Exercise:
Locate the line that contains "What text is on this page?". Reproduce it and all following lines up to the end of the material, exactly and with nothing added.

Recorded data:
* Start *

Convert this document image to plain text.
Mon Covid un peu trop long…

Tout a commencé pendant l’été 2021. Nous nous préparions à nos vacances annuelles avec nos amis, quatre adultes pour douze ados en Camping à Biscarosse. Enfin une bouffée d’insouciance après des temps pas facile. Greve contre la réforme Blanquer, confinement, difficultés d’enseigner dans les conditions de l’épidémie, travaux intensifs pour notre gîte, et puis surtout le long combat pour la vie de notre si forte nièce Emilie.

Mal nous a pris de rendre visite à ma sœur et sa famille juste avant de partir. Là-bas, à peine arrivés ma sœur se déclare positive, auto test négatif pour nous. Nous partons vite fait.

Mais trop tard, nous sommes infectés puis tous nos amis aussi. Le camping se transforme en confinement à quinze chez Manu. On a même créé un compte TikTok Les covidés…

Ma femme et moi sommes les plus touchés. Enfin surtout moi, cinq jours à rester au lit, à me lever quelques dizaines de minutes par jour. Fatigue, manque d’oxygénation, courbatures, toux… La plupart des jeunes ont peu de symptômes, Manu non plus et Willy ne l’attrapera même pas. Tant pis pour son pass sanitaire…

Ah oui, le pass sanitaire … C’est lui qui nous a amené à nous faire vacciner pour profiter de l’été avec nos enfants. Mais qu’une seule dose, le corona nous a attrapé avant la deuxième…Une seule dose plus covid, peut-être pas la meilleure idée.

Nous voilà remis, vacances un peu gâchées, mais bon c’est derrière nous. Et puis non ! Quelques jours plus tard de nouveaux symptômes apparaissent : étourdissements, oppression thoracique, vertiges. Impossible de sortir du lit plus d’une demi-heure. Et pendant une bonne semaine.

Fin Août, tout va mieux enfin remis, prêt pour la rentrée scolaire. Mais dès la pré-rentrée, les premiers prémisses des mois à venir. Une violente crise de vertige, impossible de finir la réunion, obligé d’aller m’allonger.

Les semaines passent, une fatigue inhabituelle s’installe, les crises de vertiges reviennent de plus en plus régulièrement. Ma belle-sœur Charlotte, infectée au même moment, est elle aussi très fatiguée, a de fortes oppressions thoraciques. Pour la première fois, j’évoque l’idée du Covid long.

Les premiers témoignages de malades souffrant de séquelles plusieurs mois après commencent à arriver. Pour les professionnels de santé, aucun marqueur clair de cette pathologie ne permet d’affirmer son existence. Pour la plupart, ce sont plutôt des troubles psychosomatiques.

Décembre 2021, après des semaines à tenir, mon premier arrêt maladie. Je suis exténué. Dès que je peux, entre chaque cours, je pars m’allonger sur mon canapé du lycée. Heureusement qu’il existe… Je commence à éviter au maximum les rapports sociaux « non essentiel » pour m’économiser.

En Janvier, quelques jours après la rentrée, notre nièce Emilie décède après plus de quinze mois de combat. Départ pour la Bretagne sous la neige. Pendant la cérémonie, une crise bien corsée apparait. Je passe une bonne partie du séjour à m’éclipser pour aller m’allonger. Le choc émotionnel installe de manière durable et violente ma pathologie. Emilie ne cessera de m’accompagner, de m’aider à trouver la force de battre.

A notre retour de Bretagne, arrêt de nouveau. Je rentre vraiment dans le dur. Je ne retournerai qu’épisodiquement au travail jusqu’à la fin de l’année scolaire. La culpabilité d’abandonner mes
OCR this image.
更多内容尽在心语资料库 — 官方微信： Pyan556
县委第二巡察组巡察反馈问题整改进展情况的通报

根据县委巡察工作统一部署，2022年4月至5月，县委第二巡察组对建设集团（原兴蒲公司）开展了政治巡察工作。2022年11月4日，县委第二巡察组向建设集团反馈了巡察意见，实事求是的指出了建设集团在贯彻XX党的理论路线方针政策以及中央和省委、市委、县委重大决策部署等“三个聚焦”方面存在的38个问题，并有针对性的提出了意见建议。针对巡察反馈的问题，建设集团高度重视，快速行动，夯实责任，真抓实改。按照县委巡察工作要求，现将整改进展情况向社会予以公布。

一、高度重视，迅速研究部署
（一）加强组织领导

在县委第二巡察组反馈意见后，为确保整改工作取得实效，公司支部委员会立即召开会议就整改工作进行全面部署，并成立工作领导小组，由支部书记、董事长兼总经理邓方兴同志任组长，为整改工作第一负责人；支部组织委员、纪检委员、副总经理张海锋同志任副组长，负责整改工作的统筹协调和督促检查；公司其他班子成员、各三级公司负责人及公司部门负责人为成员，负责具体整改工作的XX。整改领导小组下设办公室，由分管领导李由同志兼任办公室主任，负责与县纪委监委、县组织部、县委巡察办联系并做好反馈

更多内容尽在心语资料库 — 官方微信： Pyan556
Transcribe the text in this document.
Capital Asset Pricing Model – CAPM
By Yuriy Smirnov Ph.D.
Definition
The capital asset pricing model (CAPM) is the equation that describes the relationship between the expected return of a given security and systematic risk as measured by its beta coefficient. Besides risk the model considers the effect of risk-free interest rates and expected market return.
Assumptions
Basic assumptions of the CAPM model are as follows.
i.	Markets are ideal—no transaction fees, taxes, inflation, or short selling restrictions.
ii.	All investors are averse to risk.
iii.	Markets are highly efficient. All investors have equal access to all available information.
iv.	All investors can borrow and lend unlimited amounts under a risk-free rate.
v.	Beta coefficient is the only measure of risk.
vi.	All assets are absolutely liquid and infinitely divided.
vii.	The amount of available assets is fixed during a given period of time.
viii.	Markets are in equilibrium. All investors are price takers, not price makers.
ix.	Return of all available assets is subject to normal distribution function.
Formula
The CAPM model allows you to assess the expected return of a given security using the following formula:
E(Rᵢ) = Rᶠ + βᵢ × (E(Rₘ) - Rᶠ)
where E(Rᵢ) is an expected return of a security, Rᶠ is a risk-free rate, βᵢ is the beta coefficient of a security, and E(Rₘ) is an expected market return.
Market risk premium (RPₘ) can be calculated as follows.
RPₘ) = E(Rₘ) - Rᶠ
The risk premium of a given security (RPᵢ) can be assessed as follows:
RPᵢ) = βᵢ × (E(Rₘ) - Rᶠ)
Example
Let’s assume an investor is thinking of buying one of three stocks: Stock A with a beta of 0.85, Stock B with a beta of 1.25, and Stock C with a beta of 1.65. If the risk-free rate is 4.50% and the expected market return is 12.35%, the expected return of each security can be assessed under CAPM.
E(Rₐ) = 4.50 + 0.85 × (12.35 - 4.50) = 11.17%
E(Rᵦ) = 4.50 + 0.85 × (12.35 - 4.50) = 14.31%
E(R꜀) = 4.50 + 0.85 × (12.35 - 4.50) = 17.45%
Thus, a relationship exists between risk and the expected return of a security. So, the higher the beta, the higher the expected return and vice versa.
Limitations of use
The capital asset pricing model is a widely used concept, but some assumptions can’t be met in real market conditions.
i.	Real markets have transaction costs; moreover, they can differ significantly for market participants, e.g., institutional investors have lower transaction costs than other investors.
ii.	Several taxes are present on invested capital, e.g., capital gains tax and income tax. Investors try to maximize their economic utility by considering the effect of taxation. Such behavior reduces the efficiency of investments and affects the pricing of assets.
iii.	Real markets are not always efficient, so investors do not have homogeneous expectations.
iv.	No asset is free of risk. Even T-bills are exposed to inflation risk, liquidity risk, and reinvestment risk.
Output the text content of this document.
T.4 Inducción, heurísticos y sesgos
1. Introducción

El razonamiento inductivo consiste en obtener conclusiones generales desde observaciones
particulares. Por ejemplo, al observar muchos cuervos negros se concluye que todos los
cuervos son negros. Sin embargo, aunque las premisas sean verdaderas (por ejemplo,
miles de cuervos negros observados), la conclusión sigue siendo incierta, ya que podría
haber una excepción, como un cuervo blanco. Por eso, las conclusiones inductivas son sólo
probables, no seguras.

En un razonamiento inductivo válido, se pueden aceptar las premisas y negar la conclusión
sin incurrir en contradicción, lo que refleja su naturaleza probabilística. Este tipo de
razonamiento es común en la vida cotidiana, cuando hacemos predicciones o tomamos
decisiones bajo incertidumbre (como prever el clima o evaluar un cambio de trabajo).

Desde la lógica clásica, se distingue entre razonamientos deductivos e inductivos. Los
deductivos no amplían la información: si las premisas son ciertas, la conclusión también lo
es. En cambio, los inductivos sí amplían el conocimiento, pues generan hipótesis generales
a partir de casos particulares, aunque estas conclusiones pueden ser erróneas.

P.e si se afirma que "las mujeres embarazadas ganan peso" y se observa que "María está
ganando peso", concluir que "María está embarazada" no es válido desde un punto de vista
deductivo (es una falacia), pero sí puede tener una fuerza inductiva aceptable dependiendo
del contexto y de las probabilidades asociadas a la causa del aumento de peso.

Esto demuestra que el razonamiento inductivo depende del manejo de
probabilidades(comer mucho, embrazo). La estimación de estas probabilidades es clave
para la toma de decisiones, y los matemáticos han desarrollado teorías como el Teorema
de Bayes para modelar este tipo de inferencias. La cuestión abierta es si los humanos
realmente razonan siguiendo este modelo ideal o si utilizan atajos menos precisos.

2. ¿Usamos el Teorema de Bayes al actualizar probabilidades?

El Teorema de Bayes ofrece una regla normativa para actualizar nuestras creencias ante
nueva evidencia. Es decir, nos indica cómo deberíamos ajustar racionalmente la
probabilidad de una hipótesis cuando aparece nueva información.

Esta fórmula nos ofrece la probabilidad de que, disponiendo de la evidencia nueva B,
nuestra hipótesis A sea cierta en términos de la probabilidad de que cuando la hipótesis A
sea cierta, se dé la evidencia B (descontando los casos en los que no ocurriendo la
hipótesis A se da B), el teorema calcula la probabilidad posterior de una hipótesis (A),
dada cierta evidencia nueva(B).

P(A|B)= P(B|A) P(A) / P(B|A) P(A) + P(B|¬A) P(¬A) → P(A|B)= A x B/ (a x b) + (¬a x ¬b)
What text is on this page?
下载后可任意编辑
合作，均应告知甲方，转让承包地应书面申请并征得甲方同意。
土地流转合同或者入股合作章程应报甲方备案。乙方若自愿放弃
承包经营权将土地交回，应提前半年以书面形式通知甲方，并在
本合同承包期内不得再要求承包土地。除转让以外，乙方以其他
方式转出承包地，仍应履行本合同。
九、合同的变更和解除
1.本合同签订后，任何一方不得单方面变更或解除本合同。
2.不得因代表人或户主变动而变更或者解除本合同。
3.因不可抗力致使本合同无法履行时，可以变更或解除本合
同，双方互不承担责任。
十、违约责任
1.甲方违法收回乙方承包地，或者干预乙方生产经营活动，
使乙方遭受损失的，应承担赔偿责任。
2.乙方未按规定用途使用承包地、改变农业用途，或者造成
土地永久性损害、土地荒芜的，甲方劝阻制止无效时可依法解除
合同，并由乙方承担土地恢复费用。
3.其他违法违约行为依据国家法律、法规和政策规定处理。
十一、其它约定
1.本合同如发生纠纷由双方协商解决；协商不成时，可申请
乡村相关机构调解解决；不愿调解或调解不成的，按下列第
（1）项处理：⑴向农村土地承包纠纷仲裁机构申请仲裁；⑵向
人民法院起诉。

* End *

Response to this exercise:
What text is on this page?
下载后可任意编辑
合作，均应告知甲方，转让承包地应书面申请并征得甲方同意。
土地流转合同或者入股合作章程应报甲方备案。乙方若自愿放弃
承包经营权将土地交回，应提前半年以书面形式通知甲方，并在
本合同承包期内不得再要求承包土地。除转让以外，乙方以其他
方式转出承包地，仍应履行本合同。
九、合同的变更和解除
1.本合同签订后，任何一方不得单方面变更或解除本合同。
2.不得因代表人或户主变动而变更或者解除本合同。
3.因不可抗力致使本合同无法履行时，可以变更或解除本合
同，双方互不承担责任。
十、违约责任
1.甲方违法收回乙方承包地，或者干预乙方生产经营活动，
使乙方遭受损失的，应承担赔偿责任。
2.乙方未按规定用途使用承包地、改变农业用途，或者造成
土地永久性损害、土地荒芜的，甲方劝阻制止无效时可依法解除
合同，并由乙方承担土地恢复费用。
3.其他违法违约行为依据国家法律、法规和政策规定处理。
十一、其它约定
1.本合同如发生纠纷由双方协商解决；协商不成时，可申请
乡村相关机构调解解决；不愿调解或调解不成的，按下列第
（1）项处理：⑴向农村土地承包纠纷仲裁机构申请仲裁；⑵向
人民法院起诉。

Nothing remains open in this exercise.